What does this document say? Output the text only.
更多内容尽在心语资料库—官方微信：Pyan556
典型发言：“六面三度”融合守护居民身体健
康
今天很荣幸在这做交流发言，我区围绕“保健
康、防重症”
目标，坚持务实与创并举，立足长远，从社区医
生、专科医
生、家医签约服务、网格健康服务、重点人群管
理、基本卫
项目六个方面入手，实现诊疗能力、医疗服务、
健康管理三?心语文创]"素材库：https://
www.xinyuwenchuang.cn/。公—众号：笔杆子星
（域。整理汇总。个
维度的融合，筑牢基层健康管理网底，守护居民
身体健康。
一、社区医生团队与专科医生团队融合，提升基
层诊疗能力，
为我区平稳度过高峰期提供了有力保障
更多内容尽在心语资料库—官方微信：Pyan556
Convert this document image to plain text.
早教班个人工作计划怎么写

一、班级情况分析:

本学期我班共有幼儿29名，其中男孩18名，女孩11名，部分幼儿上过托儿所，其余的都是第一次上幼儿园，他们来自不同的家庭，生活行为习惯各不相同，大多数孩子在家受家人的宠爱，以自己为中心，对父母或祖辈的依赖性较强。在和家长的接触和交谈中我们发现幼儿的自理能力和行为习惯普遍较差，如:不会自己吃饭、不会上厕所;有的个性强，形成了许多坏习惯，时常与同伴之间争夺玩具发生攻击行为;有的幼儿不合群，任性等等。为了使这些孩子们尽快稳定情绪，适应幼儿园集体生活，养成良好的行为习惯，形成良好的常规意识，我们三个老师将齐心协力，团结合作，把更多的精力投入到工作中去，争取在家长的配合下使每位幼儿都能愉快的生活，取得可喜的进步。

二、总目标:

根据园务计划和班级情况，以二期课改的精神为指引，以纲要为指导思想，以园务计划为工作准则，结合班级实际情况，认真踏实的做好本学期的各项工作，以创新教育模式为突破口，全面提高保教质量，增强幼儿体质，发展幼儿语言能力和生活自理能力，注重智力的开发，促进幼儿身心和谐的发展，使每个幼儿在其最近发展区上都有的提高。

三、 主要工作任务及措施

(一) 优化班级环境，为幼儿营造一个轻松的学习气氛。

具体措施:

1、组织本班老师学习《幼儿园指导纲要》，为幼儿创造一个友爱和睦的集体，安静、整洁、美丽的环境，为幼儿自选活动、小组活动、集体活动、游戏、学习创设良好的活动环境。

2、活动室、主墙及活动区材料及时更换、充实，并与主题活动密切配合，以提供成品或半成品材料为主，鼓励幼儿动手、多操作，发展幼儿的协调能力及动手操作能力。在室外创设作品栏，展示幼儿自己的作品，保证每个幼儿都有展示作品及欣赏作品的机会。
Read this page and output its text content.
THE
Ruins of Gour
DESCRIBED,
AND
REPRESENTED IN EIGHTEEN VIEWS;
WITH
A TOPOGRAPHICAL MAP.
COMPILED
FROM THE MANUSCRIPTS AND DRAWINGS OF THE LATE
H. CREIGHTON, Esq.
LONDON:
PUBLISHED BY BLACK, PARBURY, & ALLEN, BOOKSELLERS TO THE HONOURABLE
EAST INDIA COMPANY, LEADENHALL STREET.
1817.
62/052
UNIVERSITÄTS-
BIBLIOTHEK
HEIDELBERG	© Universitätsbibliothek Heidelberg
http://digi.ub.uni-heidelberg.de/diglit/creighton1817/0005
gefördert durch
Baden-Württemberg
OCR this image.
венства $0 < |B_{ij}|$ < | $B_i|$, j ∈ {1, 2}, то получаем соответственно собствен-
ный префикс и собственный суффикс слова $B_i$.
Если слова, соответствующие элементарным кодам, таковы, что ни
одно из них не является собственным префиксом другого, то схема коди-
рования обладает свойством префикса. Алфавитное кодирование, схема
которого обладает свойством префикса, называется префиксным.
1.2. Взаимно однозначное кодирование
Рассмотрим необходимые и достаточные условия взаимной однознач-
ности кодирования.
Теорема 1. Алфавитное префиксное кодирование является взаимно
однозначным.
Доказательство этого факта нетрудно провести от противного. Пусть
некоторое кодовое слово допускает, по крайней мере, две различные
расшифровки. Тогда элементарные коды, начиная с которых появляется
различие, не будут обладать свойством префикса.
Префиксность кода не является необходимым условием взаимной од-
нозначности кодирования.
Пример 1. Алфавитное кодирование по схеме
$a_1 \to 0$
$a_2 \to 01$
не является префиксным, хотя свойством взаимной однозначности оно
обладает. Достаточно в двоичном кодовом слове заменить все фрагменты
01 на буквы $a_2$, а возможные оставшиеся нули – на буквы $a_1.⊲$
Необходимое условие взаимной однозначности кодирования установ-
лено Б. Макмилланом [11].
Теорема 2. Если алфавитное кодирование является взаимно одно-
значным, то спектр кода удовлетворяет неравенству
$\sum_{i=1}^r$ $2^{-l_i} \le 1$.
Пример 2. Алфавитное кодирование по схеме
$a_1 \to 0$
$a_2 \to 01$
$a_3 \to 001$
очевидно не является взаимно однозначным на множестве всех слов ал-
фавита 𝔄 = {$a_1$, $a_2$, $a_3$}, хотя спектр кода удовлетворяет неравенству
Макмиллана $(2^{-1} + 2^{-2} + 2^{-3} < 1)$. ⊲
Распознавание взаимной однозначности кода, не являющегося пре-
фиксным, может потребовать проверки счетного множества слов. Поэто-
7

..........

- [Work to do] Would you reproduce all the entries exactly?

- [Finished exercise]
What does this document say? Output the text only.
更多内容尽在心语资料库—官方微信：Pyan556
典型发言：“六面三度”融合守护居民身体健
康
今天很荣幸在这做交流发言，我区围绕“保健
康、防重症”
目标，坚持务实与创并举，立足长远，从社区医
生、专科医
生、家医签约服务、网格健康服务、重点人群管
理、基本卫
项目六个方面入手，实现诊疗能力、医疗服务、
健康管理三?心语文创]"素材库：https://
www.xinyuwenchuang.cn/。公—众号：笔杆子星
（域。整理汇总。个
维度的融合，筑牢基层健康管理网底，守护居民
身体健康。
一、社区医生团队与专科医生团队融合，提升基
层诊疗能力，
为我区平稳度过高峰期提供了有力保障
更多内容尽在心语资料库—官方微信：Pyan556
Convert this document image to plain text.
早教班个人工作计划怎么写

一、班级情况分析:

本学期我班共有幼儿29名，其中男孩18名，女孩11名，部分幼儿上过托儿所，其余的都是第一次上幼儿园，他们来自不同的家庭，生活行为习惯各不相同，大多数孩子在家受家人的宠爱，以自己为中心，对父母或祖辈的依赖性较强。在和家长的接触和交谈中我们发现幼儿的自理能力和行为习惯普遍较差，如:不会自己吃饭、不会上厕所;有的个性强，形成了许多坏习惯，时常与同伴之间争夺玩具发生攻击行为;有的幼儿不合群，任性等等。为了使这些孩子们尽快稳定情绪，适应幼儿园集体生活，养成良好的行为习惯，形成良好的常规意识，我们三个老师将齐心协力，团结合作，把更多的精力投入到工作中去，争取在家长的配合下使每位幼儿都能愉快的生活，取得可喜的进步。

二、总目标:

根据园务计划和班级情况，以二期课改的精神为指引，以纲要为指导思想，以园务计划为工作准则，结合班级实际情况，认真踏实的做好本学期的各项工作，以创新教育模式为突破口，全面提高保教质量，增强幼儿体质，发展幼儿语言能力和生活自理能力，注重智力的开发，促进幼儿身心和谐的发展，使每个幼儿在其最近发展区上都有的提高。

三、 主要工作任务及措施

(一) 优化班级环境，为幼儿营造一个轻松的学习气氛。

具体措施:

1、组织本班老师学习《幼儿园指导纲要》，为幼儿创造一个友爱和睦的集体，安静、整洁、美丽的环境，为幼儿自选活动、小组活动、集体活动、游戏、学习创设良好的活动环境。

2、活动室、主墙及活动区材料及时更换、充实，并与主题活动密切配合，以提供成品或半成品材料为主，鼓励幼儿动手、多操作，发展幼儿的协调能力及动手操作能力。在室外创设作品栏，展示幼儿自己的作品，保证每个幼儿都有展示作品及欣赏作品的机会。
Read this page and output its text content.
THE
Ruins of Gour
DESCRIBED,
AND
REPRESENTED IN EIGHTEEN VIEWS;
WITH
A TOPOGRAPHICAL MAP.
COMPILED
FROM THE MANUSCRIPTS AND DRAWINGS OF THE LATE
H. CREIGHTON, Esq.
LONDON:
PUBLISHED BY BLACK, PARBURY, & ALLEN, BOOKSELLERS TO THE HONOURABLE
EAST INDIA COMPANY, LEADENHALL STREET.
1817.
62/052
UNIVERSITÄTS-
BIBLIOTHEK
HEIDELBERG	© Universitätsbibliothek Heidelberg
http://digi.ub.uni-heidelberg.de/diglit/creighton1817/0005
gefördert durch
Baden-Württemberg
OCR this image.
венства $0 < |B_{ij}|$ < | $B_i|$, j ∈ {1, 2}, то получаем соответственно собствен-
ный префикс и собственный суффикс слова $B_i$.
Если слова, соответствующие элементарным кодам, таковы, что ни
одно из них не является собственным префиксом другого, то схема коди-
рования обладает свойством префикса. Алфавитное кодирование, схема
которого обладает свойством префикса, называется префиксным.
1.2. Взаимно однозначное кодирование
Рассмотрим необходимые и достаточные условия взаимной однознач-
ности кодирования.
Теорема 1. Алфавитное префиксное кодирование является взаимно
однозначным.
Доказательство этого факта нетрудно провести от противного. Пусть
некоторое кодовое слово допускает, по крайней мере, две различные
расшифровки. Тогда элементарные коды, начиная с которых появляется
различие, не будут обладать свойством префикса.
Префиксность кода не является необходимым условием взаимной од-
нозначности кодирования.
Пример 1. Алфавитное кодирование по схеме
$a_1 \to 0$
$a_2 \to 01$
не является префиксным, хотя свойством взаимной однозначности оно
обладает. Достаточно в двоичном кодовом слове заменить все фрагменты
01 на буквы $a_2$, а возможные оставшиеся нули – на буквы $a_1.⊲$
Необходимое условие взаимной однозначности кодирования установ-
лено Б. Макмилланом [11].
Теорема 2. Если алфавитное кодирование является взаимно одно-
значным, то спектр кода удовлетворяет неравенству
$\sum_{i=1}^r$ $2^{-l_i} \le 1$.
Пример 2. Алфавитное кодирование по схеме
$a_1 \to 0$
$a_2 \to 01$
$a_3 \to 001$
очевидно не является взаимно однозначным на множестве всех слов ал-
фавита 𝔄 = {$a_1$, $a_2$, $a_3$}, хотя спектр кода удовлетворяет неравенству
Макмиллана $(2^{-1} + 2^{-2} + 2^{-3} < 1)$. ⊲
Распознавание взаимной однозначности кода, не являющегося пре-
фиксным, может потребовать проверки счетного множества слов. Поэто-
7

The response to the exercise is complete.